*Listed entries*.
────────────────

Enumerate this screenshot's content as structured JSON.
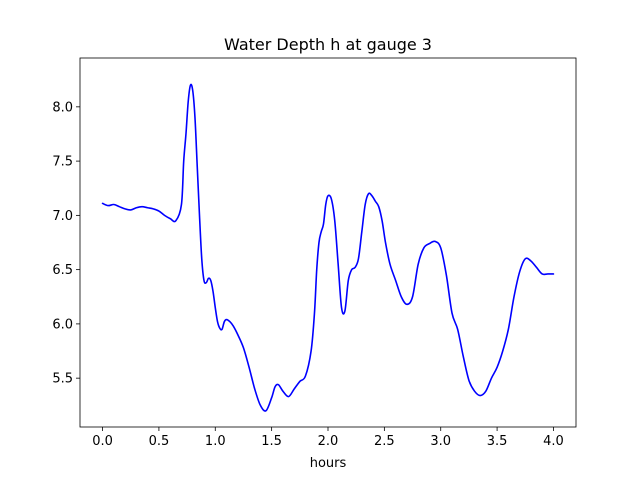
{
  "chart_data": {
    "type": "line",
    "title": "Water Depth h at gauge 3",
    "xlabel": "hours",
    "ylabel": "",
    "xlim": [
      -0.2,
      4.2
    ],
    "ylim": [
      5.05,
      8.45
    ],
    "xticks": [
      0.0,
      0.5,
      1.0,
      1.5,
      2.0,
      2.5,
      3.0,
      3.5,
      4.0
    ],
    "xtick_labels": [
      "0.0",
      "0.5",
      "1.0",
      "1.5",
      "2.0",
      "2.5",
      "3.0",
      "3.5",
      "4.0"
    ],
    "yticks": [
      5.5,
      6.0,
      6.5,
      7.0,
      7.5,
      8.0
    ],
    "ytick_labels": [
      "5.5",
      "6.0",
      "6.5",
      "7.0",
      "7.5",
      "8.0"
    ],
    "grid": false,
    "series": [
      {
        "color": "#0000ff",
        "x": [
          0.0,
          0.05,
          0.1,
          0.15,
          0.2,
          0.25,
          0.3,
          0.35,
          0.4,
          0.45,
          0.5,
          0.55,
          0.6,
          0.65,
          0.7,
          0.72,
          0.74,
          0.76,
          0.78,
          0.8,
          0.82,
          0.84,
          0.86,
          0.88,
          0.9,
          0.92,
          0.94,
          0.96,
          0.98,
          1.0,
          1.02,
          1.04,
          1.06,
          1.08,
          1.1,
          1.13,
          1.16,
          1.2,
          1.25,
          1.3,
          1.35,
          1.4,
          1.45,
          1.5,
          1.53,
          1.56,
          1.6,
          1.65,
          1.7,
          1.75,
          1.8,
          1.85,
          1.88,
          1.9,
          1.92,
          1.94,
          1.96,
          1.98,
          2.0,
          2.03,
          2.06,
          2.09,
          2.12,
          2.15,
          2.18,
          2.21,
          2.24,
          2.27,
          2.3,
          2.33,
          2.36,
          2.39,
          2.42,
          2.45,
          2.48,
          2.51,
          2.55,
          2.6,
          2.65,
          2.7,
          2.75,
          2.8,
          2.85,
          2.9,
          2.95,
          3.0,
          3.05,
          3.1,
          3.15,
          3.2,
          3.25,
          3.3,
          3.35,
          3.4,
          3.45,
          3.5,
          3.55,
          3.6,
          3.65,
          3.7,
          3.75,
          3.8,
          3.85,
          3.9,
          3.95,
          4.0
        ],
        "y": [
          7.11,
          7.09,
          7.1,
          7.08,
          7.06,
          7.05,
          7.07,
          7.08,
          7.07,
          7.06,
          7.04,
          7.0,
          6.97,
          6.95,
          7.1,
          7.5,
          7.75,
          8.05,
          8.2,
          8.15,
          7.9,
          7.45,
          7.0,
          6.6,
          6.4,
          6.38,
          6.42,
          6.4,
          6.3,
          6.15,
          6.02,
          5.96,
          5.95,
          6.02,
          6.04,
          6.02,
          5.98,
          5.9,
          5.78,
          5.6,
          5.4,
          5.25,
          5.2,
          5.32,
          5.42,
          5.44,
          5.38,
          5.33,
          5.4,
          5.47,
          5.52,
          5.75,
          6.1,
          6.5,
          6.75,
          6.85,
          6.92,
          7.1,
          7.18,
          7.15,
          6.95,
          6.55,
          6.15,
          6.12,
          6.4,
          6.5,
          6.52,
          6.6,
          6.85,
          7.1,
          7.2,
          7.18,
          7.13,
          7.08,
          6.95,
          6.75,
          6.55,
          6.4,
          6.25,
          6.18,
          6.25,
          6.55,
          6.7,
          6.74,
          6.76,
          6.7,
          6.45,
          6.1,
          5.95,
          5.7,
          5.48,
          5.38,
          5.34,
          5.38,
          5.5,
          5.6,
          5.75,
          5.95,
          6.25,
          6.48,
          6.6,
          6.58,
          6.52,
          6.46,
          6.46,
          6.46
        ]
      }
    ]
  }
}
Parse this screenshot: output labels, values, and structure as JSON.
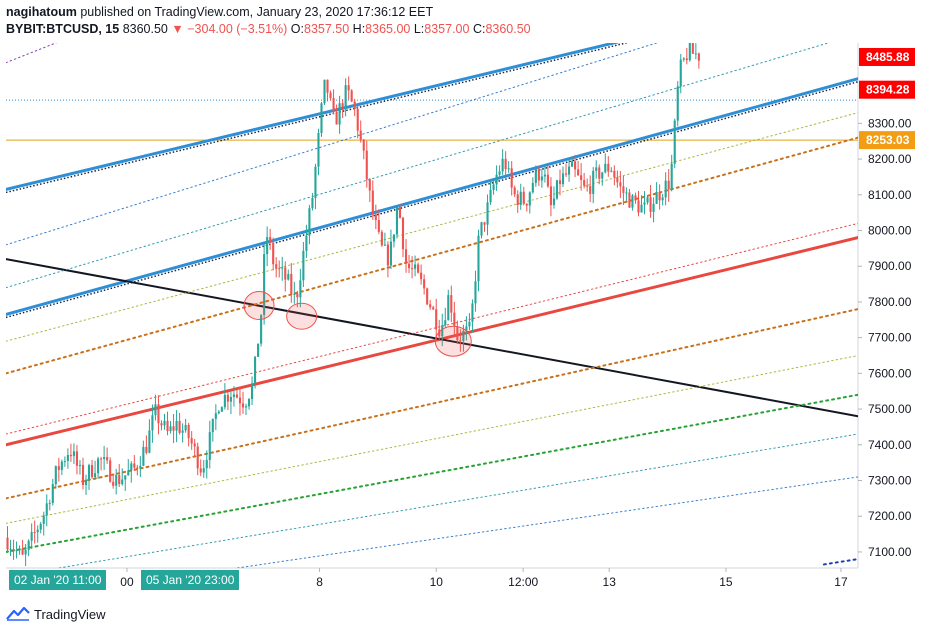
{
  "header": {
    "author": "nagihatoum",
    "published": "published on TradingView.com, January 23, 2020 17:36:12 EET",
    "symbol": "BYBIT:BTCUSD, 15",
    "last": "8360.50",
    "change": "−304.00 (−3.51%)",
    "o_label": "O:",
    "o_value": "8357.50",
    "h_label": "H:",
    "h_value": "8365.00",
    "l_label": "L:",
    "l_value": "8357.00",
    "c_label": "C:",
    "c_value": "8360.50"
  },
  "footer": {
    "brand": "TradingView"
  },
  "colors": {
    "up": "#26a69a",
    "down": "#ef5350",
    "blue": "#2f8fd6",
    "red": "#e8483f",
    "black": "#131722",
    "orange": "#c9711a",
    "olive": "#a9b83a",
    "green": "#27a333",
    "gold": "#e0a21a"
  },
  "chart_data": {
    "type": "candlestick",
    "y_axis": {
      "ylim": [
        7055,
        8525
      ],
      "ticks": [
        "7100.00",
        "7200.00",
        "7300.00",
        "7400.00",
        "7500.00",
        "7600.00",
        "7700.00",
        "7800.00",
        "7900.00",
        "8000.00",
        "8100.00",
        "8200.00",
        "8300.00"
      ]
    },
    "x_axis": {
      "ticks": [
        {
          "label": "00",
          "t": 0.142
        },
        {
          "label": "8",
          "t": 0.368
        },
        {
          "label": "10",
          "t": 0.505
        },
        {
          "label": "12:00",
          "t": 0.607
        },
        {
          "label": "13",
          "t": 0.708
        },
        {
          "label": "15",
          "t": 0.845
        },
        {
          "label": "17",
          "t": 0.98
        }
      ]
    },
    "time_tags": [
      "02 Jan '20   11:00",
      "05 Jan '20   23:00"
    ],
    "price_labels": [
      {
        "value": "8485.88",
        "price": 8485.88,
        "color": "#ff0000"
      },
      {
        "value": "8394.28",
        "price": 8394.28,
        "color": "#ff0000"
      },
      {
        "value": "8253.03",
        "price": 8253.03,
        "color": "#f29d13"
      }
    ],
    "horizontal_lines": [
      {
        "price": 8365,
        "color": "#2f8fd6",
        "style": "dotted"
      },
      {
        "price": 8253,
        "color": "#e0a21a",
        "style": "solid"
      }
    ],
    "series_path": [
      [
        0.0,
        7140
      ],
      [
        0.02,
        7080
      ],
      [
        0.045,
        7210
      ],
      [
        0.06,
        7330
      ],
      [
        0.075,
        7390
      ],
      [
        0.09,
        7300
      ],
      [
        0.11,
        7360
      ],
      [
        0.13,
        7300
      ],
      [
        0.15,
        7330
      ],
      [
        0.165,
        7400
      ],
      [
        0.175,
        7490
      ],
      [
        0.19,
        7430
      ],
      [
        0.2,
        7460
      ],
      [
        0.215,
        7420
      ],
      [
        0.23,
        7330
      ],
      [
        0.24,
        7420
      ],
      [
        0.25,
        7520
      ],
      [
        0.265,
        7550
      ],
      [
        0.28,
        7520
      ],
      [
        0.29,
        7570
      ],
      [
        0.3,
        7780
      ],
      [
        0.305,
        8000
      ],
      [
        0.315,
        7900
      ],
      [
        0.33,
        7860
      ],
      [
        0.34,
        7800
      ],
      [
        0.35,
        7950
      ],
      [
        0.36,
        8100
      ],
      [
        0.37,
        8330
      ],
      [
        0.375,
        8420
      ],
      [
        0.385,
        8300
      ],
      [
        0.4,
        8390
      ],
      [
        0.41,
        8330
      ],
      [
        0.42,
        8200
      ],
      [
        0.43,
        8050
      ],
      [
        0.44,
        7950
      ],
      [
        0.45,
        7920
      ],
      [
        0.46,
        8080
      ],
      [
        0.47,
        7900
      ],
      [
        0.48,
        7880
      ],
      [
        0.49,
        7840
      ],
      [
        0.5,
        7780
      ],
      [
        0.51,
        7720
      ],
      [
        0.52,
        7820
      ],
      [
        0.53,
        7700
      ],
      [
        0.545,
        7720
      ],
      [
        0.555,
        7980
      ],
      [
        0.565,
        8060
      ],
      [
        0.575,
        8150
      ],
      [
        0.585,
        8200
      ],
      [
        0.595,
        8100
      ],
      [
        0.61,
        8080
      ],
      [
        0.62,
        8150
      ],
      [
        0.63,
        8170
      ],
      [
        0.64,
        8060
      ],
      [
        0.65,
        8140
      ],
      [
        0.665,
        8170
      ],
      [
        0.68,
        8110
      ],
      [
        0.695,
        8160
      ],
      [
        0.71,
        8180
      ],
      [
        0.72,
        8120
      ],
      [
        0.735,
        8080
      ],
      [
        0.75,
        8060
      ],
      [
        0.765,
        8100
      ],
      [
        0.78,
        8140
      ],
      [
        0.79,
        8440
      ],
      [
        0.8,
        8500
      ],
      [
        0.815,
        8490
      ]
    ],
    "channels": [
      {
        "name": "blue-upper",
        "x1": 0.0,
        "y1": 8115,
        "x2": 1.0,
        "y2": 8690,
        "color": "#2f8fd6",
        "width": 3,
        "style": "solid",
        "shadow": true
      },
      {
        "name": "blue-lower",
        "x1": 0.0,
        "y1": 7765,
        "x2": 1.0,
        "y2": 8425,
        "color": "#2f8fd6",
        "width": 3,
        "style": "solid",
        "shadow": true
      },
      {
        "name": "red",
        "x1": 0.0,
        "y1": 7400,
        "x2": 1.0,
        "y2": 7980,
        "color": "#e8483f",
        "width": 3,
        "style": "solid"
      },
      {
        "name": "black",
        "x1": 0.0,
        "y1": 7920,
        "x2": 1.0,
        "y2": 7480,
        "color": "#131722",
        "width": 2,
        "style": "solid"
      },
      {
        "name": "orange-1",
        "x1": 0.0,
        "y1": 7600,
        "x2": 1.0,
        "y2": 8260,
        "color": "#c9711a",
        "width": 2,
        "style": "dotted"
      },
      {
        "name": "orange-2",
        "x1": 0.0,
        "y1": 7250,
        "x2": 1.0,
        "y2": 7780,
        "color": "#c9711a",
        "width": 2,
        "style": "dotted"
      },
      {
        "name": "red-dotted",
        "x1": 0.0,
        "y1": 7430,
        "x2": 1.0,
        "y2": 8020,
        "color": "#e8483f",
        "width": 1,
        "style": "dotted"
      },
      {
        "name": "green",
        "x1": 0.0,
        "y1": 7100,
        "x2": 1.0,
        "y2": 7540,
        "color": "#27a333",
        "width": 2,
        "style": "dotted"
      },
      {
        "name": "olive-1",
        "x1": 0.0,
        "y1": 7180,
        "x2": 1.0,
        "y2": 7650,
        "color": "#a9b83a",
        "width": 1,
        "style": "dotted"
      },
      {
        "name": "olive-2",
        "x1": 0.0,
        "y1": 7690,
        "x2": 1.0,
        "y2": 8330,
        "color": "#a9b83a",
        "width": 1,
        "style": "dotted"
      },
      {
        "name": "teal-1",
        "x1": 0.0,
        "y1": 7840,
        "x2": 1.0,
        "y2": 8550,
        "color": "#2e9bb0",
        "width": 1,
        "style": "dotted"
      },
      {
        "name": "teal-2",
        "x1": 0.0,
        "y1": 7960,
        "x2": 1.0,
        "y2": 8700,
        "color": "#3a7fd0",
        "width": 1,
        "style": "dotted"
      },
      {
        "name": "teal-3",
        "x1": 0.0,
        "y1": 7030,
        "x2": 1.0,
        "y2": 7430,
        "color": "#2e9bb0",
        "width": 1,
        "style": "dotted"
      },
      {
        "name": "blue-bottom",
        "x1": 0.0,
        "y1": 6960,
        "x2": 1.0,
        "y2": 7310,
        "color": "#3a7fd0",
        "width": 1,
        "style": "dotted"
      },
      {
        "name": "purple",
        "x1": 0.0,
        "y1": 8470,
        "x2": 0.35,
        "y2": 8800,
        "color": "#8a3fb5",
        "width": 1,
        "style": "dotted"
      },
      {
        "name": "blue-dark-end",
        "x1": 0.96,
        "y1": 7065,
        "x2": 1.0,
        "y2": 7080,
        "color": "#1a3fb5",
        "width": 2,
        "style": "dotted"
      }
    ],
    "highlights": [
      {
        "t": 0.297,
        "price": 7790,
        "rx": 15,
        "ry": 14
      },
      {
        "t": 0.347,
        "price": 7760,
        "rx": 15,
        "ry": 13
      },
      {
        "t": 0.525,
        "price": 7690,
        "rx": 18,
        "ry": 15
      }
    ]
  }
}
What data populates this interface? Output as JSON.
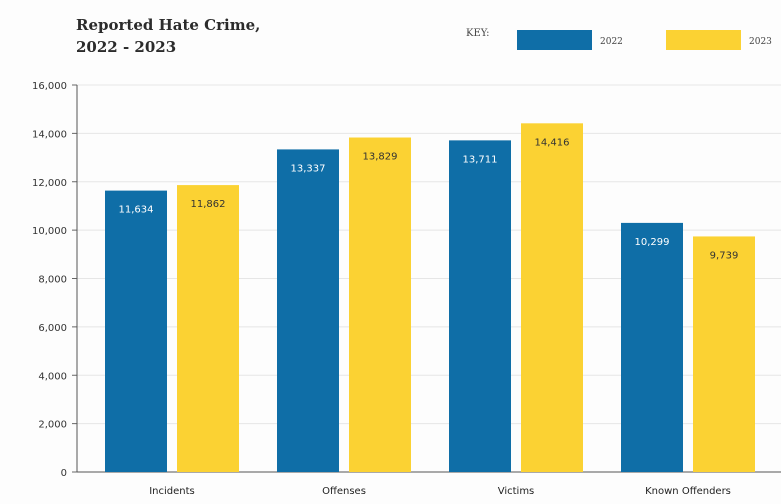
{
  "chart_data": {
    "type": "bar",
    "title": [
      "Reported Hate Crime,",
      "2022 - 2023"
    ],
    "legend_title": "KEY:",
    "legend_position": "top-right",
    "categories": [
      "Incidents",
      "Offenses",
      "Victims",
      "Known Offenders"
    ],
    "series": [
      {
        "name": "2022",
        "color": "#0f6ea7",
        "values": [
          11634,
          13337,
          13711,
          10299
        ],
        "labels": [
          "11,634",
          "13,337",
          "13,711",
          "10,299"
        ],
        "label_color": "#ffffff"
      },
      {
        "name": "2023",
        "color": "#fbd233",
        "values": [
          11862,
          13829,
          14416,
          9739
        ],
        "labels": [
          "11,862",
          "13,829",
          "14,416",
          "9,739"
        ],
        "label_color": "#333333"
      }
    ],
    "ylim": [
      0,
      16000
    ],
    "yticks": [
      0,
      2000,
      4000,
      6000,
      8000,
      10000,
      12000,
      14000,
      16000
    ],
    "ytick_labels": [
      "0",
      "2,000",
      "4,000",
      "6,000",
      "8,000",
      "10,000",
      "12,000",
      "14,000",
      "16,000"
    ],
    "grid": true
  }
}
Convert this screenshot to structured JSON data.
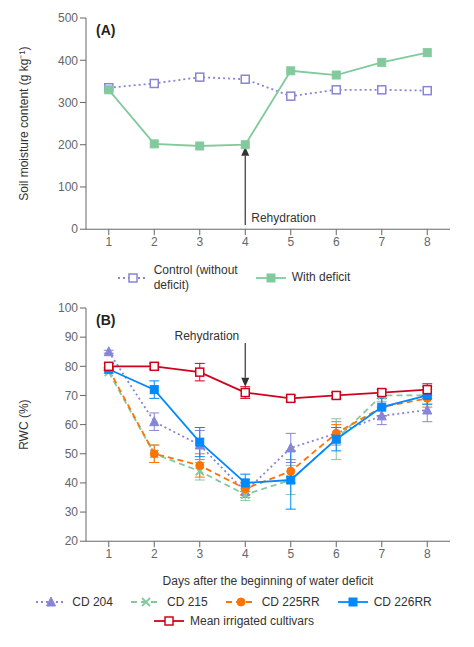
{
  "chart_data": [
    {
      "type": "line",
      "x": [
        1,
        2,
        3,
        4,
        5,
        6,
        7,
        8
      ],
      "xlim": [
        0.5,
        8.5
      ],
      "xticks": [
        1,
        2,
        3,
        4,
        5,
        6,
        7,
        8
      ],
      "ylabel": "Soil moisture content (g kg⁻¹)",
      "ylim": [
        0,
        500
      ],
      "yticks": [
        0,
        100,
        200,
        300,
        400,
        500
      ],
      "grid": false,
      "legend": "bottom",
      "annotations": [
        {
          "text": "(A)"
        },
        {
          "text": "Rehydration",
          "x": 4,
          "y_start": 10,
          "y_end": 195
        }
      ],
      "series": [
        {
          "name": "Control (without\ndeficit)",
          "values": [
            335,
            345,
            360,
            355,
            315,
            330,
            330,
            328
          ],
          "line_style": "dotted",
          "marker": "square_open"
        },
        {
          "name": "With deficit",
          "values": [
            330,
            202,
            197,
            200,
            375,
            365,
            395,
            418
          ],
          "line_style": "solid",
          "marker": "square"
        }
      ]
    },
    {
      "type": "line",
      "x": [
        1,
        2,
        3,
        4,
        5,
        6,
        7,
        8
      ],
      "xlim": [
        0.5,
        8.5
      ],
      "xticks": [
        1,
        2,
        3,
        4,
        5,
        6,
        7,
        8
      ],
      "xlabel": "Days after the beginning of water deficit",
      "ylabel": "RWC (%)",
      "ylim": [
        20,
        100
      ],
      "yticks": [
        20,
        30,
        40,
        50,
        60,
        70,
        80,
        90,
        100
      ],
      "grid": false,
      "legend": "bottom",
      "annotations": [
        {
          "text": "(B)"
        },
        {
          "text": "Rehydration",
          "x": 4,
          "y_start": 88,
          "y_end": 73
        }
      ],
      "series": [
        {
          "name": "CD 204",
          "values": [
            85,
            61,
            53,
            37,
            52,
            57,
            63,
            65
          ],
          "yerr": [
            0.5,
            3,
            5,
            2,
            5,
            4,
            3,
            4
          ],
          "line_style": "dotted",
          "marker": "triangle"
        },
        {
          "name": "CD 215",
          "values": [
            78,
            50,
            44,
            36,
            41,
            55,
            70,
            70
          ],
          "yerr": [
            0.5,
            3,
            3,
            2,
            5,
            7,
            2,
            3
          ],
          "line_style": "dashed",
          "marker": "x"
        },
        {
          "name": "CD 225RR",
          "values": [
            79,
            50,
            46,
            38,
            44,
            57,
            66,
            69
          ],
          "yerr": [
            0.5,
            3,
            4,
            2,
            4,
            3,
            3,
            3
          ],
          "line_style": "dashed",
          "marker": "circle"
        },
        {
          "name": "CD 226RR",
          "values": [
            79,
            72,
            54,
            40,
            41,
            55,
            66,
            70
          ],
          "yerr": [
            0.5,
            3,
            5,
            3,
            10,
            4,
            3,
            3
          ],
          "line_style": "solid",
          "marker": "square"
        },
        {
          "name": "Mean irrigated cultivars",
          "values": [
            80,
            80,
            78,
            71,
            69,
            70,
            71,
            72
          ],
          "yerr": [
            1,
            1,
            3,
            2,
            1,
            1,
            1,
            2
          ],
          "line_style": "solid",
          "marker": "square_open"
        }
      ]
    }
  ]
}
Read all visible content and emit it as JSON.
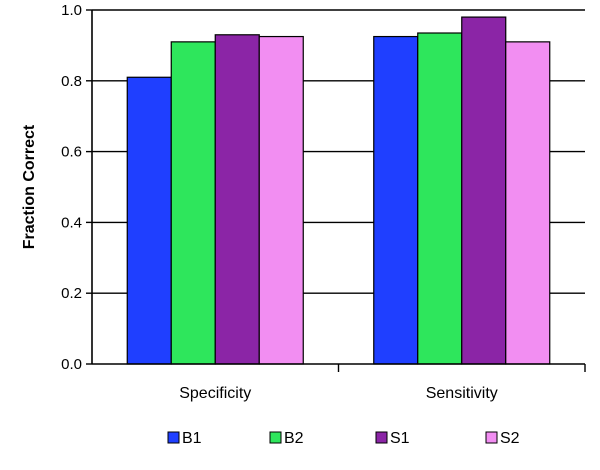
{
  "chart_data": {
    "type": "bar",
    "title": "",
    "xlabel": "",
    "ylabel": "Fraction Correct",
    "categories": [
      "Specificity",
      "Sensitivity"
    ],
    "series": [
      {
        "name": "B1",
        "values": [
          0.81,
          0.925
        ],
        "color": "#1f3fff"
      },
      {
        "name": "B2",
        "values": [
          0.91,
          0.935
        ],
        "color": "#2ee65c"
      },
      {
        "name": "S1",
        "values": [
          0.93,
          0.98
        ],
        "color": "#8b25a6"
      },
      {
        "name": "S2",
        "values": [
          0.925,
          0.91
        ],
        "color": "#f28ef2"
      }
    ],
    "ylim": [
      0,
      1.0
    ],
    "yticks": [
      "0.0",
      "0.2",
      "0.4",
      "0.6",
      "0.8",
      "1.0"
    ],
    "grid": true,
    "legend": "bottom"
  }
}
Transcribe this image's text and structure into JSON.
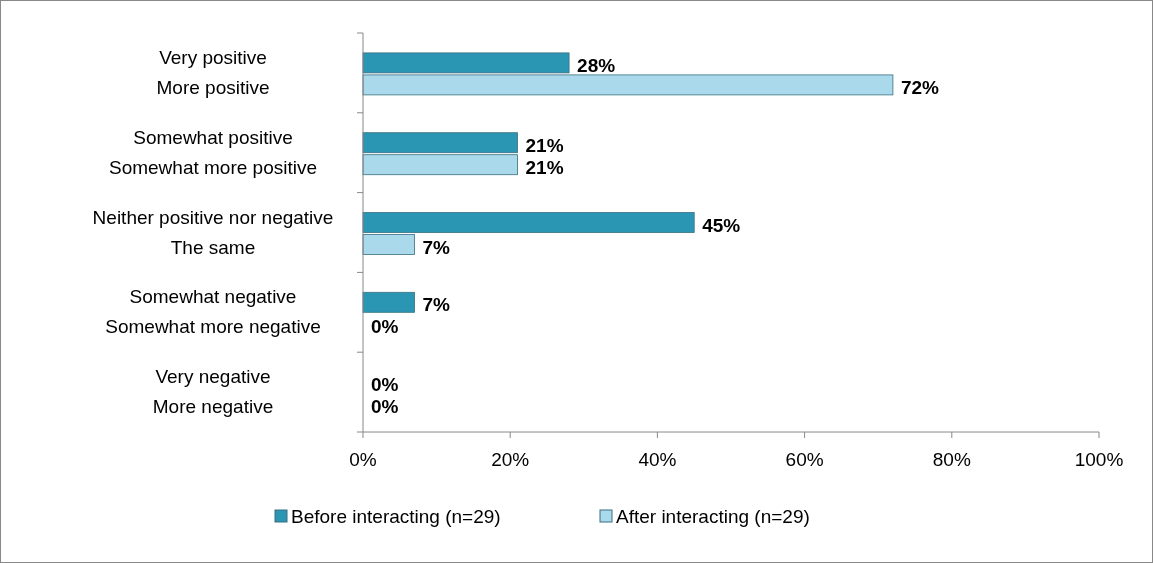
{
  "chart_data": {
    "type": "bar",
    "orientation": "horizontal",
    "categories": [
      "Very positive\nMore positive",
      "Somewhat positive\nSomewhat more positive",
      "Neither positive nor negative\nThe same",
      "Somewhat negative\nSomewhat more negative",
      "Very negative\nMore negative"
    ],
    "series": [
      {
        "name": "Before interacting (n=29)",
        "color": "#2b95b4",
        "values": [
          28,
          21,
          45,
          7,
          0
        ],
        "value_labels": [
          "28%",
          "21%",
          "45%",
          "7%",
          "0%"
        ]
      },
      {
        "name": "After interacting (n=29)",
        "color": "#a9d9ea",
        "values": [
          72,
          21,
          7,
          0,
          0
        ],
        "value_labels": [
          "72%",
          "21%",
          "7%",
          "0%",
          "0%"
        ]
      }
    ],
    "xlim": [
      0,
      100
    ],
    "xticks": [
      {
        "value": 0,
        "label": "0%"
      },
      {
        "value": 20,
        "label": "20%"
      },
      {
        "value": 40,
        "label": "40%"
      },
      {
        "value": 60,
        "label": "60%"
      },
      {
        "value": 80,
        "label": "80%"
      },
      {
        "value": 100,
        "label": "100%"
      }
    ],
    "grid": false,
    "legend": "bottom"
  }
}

────────────────

*What to do*. From the listing, copy every line where the string "nMore" appears.

*Output for this task*.
      "Very positive\nMore positive",
      "Very negative\nMore negative"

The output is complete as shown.